** WORK TO BE COMPLETED **
Extract each line in the entries below that contains the string "shape".

* BEGIN DATA LISTING *

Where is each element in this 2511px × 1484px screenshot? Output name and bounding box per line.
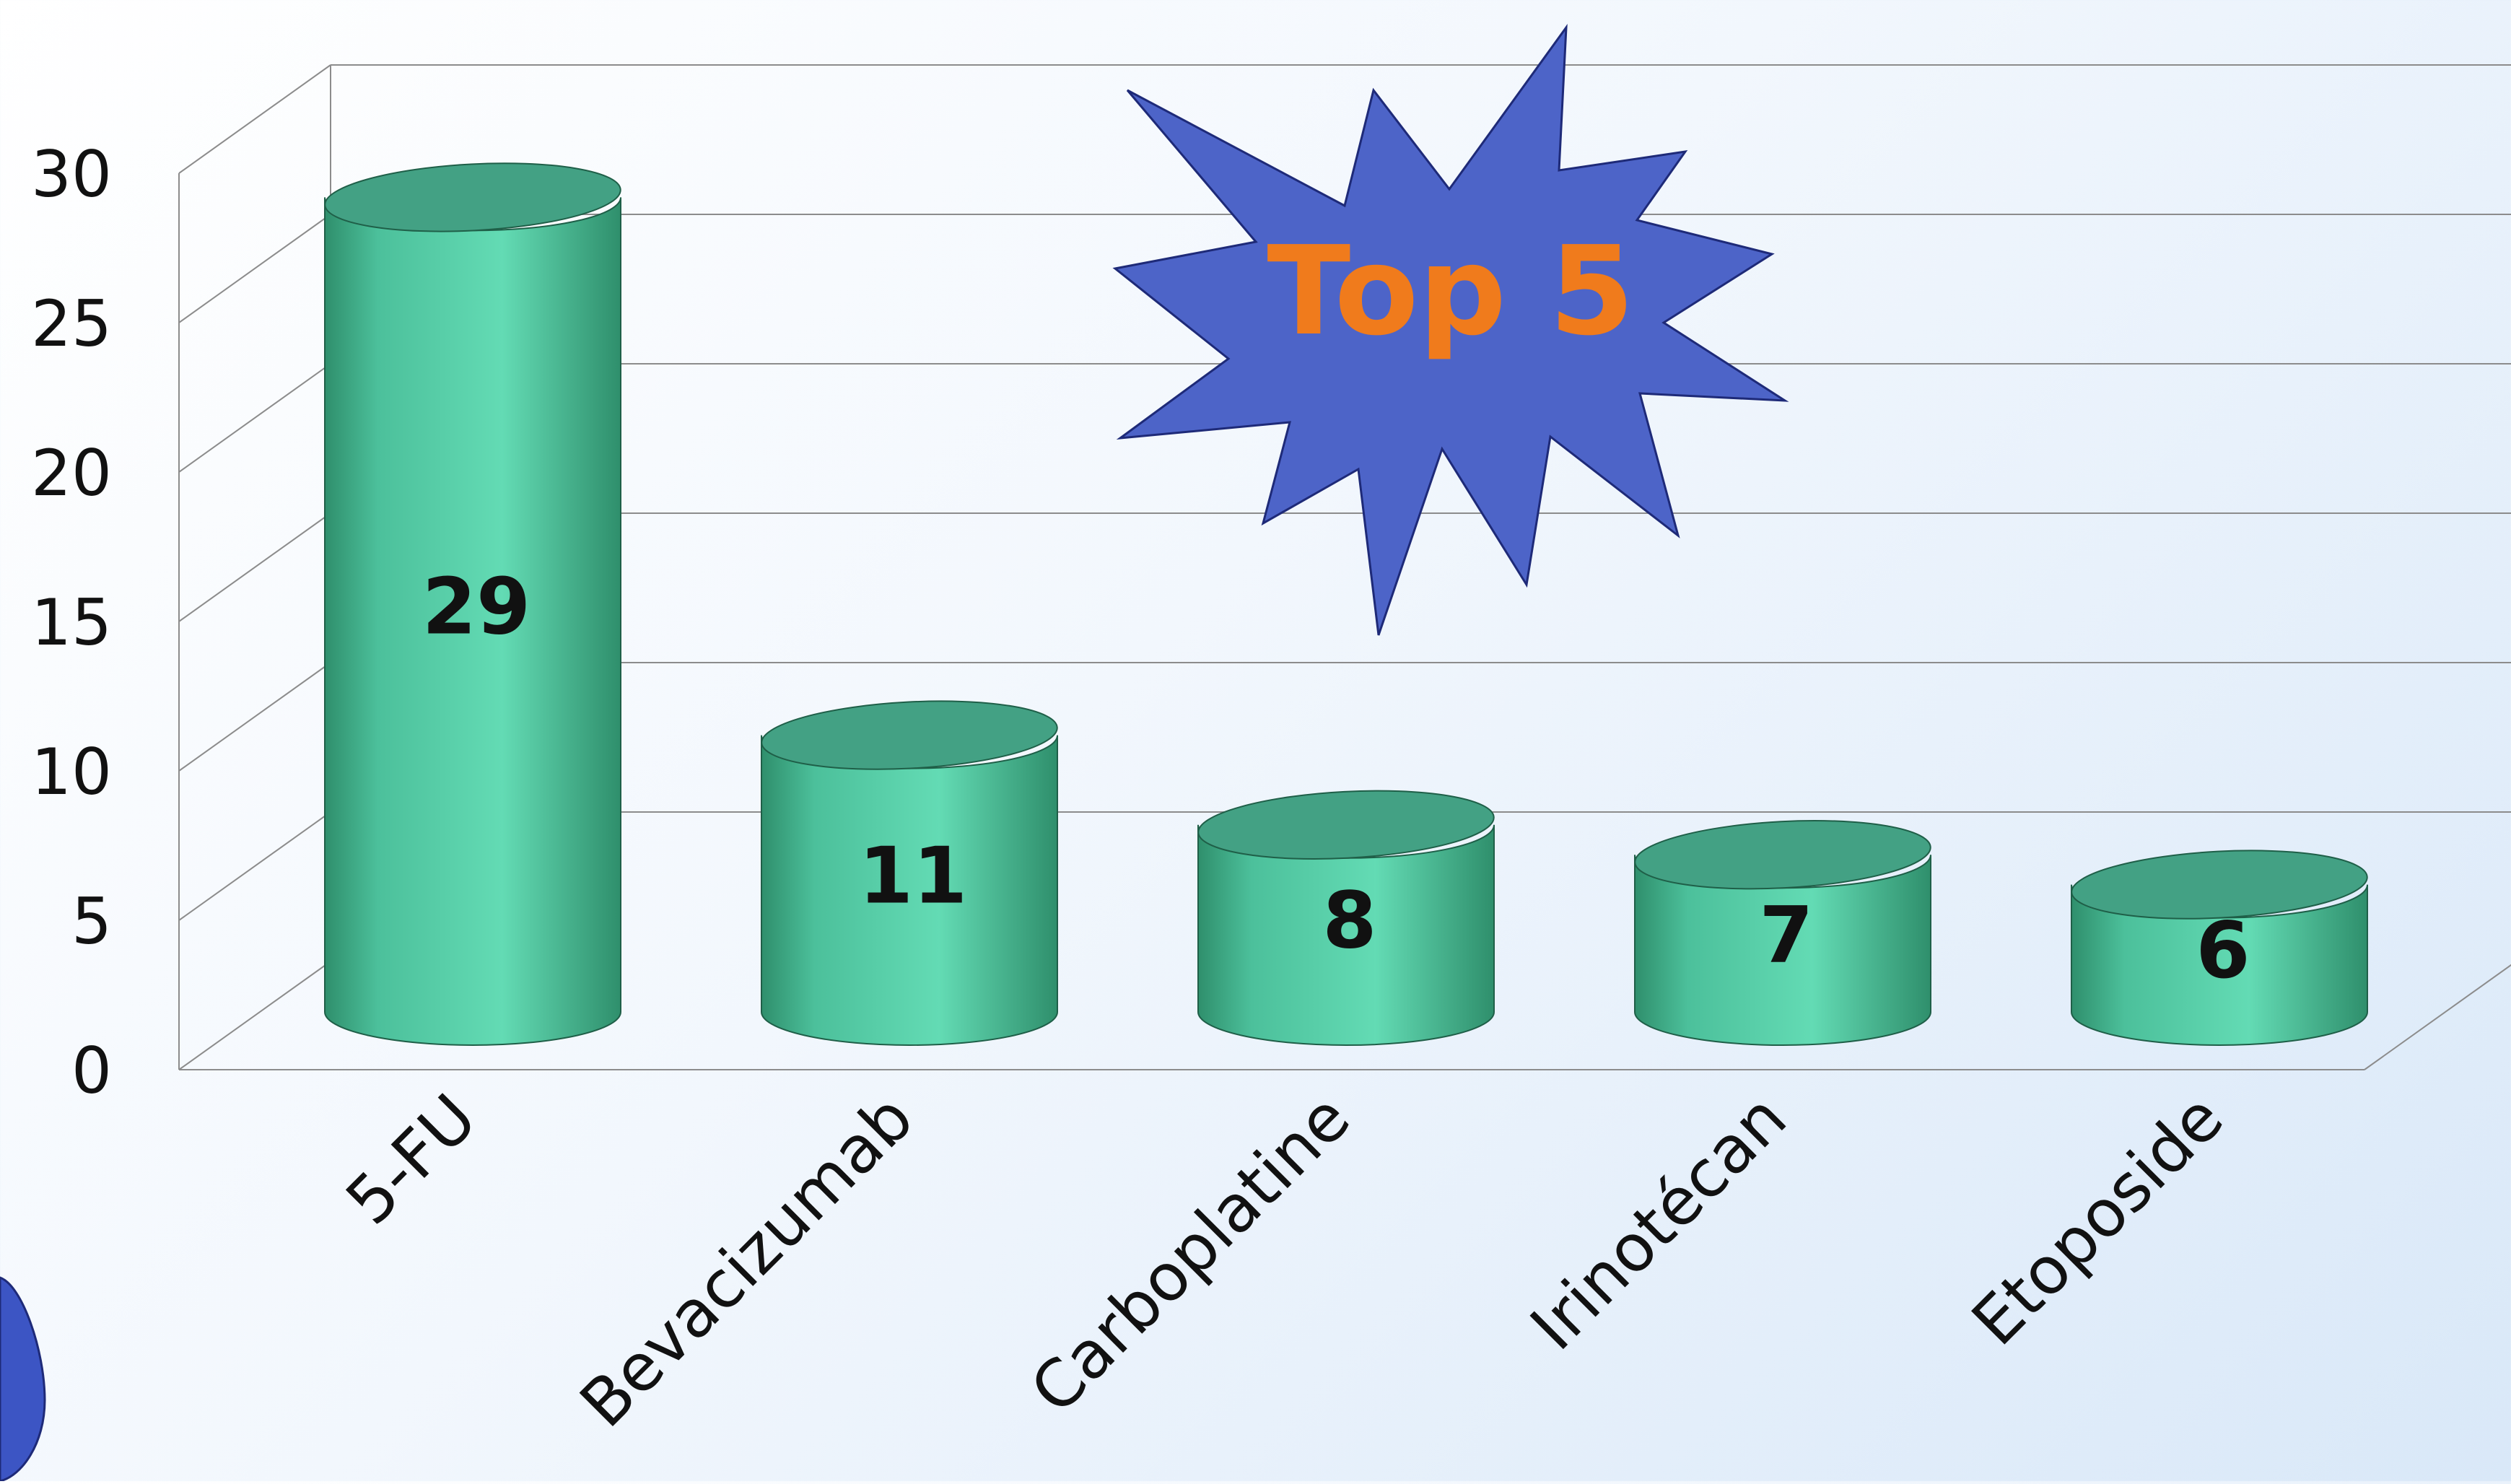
bar-top [1197,790,1495,860]
decoration [0,1276,46,1483]
gridline-diagonal [178,214,331,323]
y-tick-label: 25 [31,287,112,361]
x-tick-label: Carboplatine [1016,1080,1364,1428]
y-tick-label: 5 [71,884,112,959]
y-tick-label: 30 [31,137,112,211]
bar-layer: 29 11 8 7 6 [324,162,2368,1046]
bar-top [1634,820,1931,890]
data-label: 29 [422,562,530,652]
gridline-diagonal [178,961,331,1070]
data-label: 8 [1322,876,1376,966]
gridline-diagonal [178,811,331,921]
data-label: 11 [859,831,967,921]
gridline-diagonal [178,363,331,473]
bar-5: 6 [2071,850,2368,1046]
data-label: 6 [2196,906,2250,996]
y-tick-label: 15 [31,585,112,660]
bar-3: 8 [1197,790,1495,1046]
x-tick-label: 5-FU [332,1080,492,1239]
bar-top [324,162,621,232]
floor-right-edge [2364,964,2511,1070]
bar-top [761,700,1058,770]
y-tick-label: 0 [71,1034,112,1108]
x-axis-ticks: 5-FU Bevacizumab Carboplatine Irinotécan Eto… [332,1080,2238,1442]
gridline-diagonal [178,64,331,174]
bar-4: 7 [1634,820,1931,1046]
x-tick-label: Etoposide [1957,1080,2237,1360]
y-tick-label: 10 [31,735,112,809]
y-tick-label: 20 [31,436,112,510]
top5-label: Top 5 [1267,220,1634,363]
top5-badge: Top 5 [1112,24,1789,636]
gridline-diagonal [178,662,331,772]
gridline-diagonal [178,512,331,622]
bar-1: 29 [324,162,621,1046]
y-axis-ticks: 0 5 10 15 20 25 30 [31,137,112,1108]
data-label: 7 [1759,891,1813,981]
decorative-circle-shape [0,1276,46,1483]
x-tick-label: Bevacizumab [566,1080,928,1442]
x-tick-label: Irinotécan [1516,1080,1802,1365]
bar-2: 11 [761,700,1058,1046]
starburst-shape [1112,24,1789,636]
bar-top [2071,850,2368,920]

* END DATA LISTING *

** FINAL RESULT **
decorative-circle-shape [0,1276,46,1483]
starburst-shape [1112,24,1789,636]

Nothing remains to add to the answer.